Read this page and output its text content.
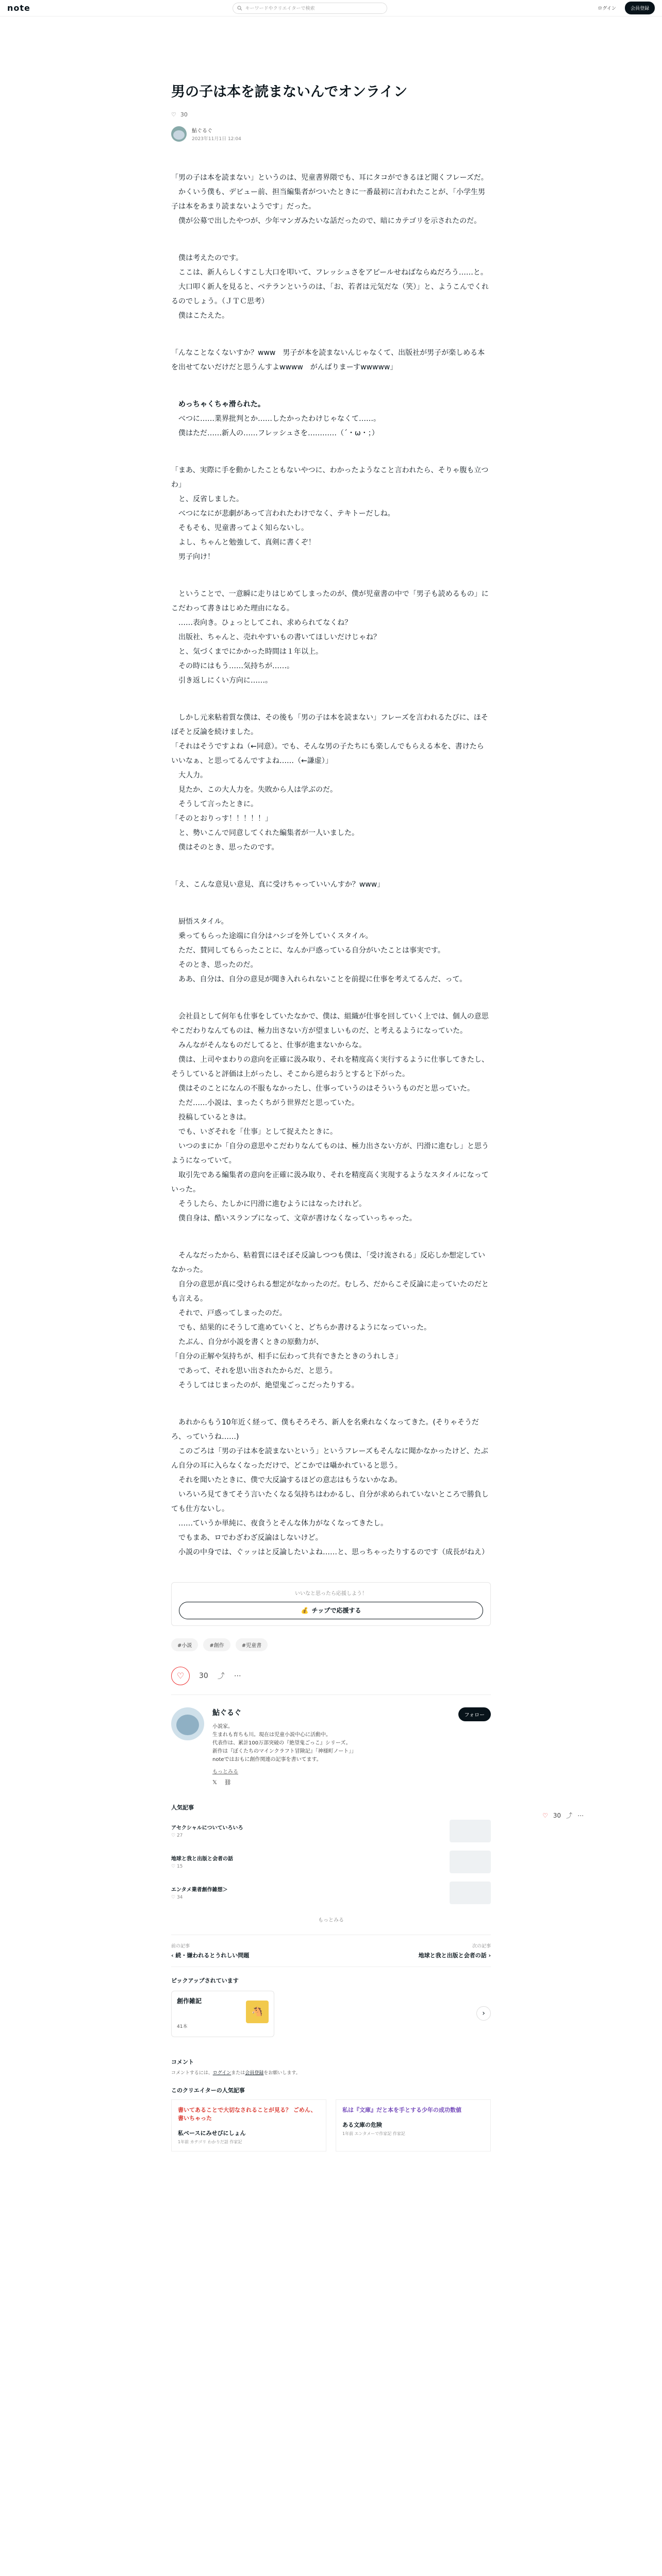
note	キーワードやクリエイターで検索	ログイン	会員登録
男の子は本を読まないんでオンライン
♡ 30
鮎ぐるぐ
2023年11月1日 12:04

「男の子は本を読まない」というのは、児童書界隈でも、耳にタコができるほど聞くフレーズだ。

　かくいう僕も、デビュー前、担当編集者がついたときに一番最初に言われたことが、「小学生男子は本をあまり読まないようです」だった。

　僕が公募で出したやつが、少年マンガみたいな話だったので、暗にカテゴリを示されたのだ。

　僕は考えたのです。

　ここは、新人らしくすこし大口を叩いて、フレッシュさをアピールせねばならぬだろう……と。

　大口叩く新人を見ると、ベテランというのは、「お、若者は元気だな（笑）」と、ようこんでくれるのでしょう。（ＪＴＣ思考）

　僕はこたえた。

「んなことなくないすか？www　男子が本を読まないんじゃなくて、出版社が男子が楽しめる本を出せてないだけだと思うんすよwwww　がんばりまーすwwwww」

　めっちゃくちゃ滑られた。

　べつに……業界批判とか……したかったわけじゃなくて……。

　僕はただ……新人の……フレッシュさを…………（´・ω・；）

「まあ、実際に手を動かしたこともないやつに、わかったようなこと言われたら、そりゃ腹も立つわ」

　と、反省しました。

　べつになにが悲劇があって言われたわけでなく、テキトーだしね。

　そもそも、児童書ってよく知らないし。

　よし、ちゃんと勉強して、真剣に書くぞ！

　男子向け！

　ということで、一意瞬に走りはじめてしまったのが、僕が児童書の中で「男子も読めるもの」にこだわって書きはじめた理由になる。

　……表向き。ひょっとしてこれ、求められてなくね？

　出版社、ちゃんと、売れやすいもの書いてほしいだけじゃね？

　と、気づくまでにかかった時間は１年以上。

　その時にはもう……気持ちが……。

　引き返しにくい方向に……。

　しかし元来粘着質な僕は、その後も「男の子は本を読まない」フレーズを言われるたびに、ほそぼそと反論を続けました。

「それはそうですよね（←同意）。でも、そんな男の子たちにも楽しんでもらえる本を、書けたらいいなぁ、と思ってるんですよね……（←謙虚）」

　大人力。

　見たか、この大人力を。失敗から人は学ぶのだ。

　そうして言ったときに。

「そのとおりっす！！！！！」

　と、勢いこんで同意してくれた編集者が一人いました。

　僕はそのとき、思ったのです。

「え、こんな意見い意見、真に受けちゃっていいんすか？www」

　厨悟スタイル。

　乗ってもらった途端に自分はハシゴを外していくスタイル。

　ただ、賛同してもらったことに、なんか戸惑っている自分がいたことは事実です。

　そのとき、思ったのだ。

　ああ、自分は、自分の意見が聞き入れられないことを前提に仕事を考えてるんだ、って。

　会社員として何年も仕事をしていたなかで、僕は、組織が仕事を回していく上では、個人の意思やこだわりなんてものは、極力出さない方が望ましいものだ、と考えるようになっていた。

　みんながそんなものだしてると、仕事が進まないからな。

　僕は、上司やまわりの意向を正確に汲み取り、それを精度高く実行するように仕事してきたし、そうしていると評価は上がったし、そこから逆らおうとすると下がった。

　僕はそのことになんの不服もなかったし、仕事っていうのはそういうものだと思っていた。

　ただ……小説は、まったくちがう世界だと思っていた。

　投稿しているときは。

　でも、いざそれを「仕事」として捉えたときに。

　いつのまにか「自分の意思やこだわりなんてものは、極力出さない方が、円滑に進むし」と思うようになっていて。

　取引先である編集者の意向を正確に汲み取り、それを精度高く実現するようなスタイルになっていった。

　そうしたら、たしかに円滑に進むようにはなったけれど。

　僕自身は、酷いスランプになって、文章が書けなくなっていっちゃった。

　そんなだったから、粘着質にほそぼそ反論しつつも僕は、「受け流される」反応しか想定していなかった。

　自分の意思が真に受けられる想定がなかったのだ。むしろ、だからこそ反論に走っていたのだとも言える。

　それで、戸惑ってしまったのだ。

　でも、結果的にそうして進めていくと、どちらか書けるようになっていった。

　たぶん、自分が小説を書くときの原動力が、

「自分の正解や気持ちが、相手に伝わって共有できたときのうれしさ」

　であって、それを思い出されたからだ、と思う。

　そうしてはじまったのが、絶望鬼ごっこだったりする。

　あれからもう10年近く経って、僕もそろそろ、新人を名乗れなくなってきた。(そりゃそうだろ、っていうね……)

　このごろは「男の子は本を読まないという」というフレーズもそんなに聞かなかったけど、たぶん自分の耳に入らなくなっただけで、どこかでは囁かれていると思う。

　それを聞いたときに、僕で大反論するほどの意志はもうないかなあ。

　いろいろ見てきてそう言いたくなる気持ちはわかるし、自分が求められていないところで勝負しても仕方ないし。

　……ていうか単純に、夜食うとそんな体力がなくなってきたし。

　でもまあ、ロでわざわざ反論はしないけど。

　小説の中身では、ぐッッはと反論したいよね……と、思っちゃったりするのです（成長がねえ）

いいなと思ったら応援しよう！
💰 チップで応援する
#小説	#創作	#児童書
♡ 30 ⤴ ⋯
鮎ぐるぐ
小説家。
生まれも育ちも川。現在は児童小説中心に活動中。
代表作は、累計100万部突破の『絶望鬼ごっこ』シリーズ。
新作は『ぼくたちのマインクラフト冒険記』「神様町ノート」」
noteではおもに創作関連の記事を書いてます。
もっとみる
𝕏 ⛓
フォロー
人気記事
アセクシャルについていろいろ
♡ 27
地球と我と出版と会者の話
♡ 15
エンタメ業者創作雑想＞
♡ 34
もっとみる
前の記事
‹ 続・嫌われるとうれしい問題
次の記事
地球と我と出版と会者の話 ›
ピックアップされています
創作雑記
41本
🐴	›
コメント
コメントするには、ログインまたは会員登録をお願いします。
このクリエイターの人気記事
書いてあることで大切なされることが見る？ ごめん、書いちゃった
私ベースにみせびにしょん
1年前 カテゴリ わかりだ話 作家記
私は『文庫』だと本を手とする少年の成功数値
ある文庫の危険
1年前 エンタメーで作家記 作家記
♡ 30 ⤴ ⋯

-- -- --

◆ GIVEN EXERCISE: Quote the preceding records in their entirety, excluding every picture.

◆ OUTPUT FOR THIS EXERCISE:
Read this page and output its text content.
note	キーワードやクリエイターで検索	ログイン	会員登録
男の子は本を読まないんでオンライン
♡ 30
鮎ぐるぐ
2023年11月1日 12:04

「男の子は本を読まない」というのは、児童書界隈でも、耳にタコができるほど聞くフレーズだ。

　かくいう僕も、デビュー前、担当編集者がついたときに一番最初に言われたことが、「小学生男子は本をあまり読まないようです」だった。

　僕が公募で出したやつが、少年マンガみたいな話だったので、暗にカテゴリを示されたのだ。

　僕は考えたのです。

　ここは、新人らしくすこし大口を叩いて、フレッシュさをアピールせねばならぬだろう……と。

　大口叩く新人を見ると、ベテランというのは、「お、若者は元気だな（笑）」と、ようこんでくれるのでしょう。（ＪＴＣ思考）

　僕はこたえた。

「んなことなくないすか？www　男子が本を読まないんじゃなくて、出版社が男子が楽しめる本を出せてないだけだと思うんすよwwww　がんばりまーすwwwww」

　めっちゃくちゃ滑られた。

　べつに……業界批判とか……したかったわけじゃなくて……。

　僕はただ……新人の……フレッシュさを…………（´・ω・；）

「まあ、実際に手を動かしたこともないやつに、わかったようなこと言われたら、そりゃ腹も立つわ」

　と、反省しました。

　べつになにが悲劇があって言われたわけでなく、テキトーだしね。

　そもそも、児童書ってよく知らないし。

　よし、ちゃんと勉強して、真剣に書くぞ！

　男子向け！

　ということで、一意瞬に走りはじめてしまったのが、僕が児童書の中で「男子も読めるもの」にこだわって書きはじめた理由になる。

　……表向き。ひょっとしてこれ、求められてなくね？

　出版社、ちゃんと、売れやすいもの書いてほしいだけじゃね？

　と、気づくまでにかかった時間は１年以上。

　その時にはもう……気持ちが……。

　引き返しにくい方向に……。

　しかし元来粘着質な僕は、その後も「男の子は本を読まない」フレーズを言われるたびに、ほそぼそと反論を続けました。

「それはそうですよね（←同意）。でも、そんな男の子たちにも楽しんでもらえる本を、書けたらいいなぁ、と思ってるんですよね……（←謙虚）」

　大人力。

　見たか、この大人力を。失敗から人は学ぶのだ。

　そうして言ったときに。

「そのとおりっす！！！！！」

　と、勢いこんで同意してくれた編集者が一人いました。

　僕はそのとき、思ったのです。

「え、こんな意見い意見、真に受けちゃっていいんすか？www」

　厨悟スタイル。

　乗ってもらった途端に自分はハシゴを外していくスタイル。

　ただ、賛同してもらったことに、なんか戸惑っている自分がいたことは事実です。

　そのとき、思ったのだ。

　ああ、自分は、自分の意見が聞き入れられないことを前提に仕事を考えてるんだ、って。

　会社員として何年も仕事をしていたなかで、僕は、組織が仕事を回していく上では、個人の意思やこだわりなんてものは、極力出さない方が望ましいものだ、と考えるようになっていた。

　みんながそんなものだしてると、仕事が進まないからな。

　僕は、上司やまわりの意向を正確に汲み取り、それを精度高く実行するように仕事してきたし、そうしていると評価は上がったし、そこから逆らおうとすると下がった。

　僕はそのことになんの不服もなかったし、仕事っていうのはそういうものだと思っていた。

　ただ……小説は、まったくちがう世界だと思っていた。

　投稿しているときは。

　でも、いざそれを「仕事」として捉えたときに。

　いつのまにか「自分の意思やこだわりなんてものは、極力出さない方が、円滑に進むし」と思うようになっていて。

　取引先である編集者の意向を正確に汲み取り、それを精度高く実現するようなスタイルになっていった。

　そうしたら、たしかに円滑に進むようにはなったけれど。

　僕自身は、酷いスランプになって、文章が書けなくなっていっちゃった。

　そんなだったから、粘着質にほそぼそ反論しつつも僕は、「受け流される」反応しか想定していなかった。

　自分の意思が真に受けられる想定がなかったのだ。むしろ、だからこそ反論に走っていたのだとも言える。

　それで、戸惑ってしまったのだ。

　でも、結果的にそうして進めていくと、どちらか書けるようになっていった。

　たぶん、自分が小説を書くときの原動力が、

「自分の正解や気持ちが、相手に伝わって共有できたときのうれしさ」

　であって、それを思い出されたからだ、と思う。

　そうしてはじまったのが、絶望鬼ごっこだったりする。

　あれからもう10年近く経って、僕もそろそろ、新人を名乗れなくなってきた。(そりゃそうだろ、っていうね……)

　このごろは「男の子は本を読まないという」というフレーズもそんなに聞かなかったけど、たぶん自分の耳に入らなくなっただけで、どこかでは囁かれていると思う。

　それを聞いたときに、僕で大反論するほどの意志はもうないかなあ。

　いろいろ見てきてそう言いたくなる気持ちはわかるし、自分が求められていないところで勝負しても仕方ないし。

　……ていうか単純に、夜食うとそんな体力がなくなってきたし。

　でもまあ、ロでわざわざ反論はしないけど。

　小説の中身では、ぐッッはと反論したいよね……と、思っちゃったりするのです（成長がねえ）

いいなと思ったら応援しよう！
💰 チップで応援する
#小説	#創作	#児童書
♡ 30 ⤴ ⋯
鮎ぐるぐ
小説家。
生まれも育ちも川。現在は児童小説中心に活動中。
代表作は、累計100万部突破の『絶望鬼ごっこ』シリーズ。
新作は『ぼくたちのマインクラフト冒険記』「神様町ノート」」
noteではおもに創作関連の記事を書いてます。
もっとみる
𝕏 ⛓
フォロー
人気記事
アセクシャルについていろいろ
♡ 27
地球と我と出版と会者の話
♡ 15
エンタメ業者創作雑想＞
♡ 34
もっとみる
前の記事
‹ 続・嫌われるとうれしい問題
次の記事
地球と我と出版と会者の話 ›
ピックアップされています
創作雑記
41本
🐴	›
コメント
コメントするには、ログインまたは会員登録をお願いします。
このクリエイターの人気記事
書いてあることで大切なされることが見る？ ごめん、書いちゃった
私ベースにみせびにしょん
1年前 カテゴリ わかりだ話 作家記
私は『文庫』だと本を手とする少年の成功数値
ある文庫の危険
1年前 エンタメーで作家記 作家記
♡ 30 ⤴ ⋯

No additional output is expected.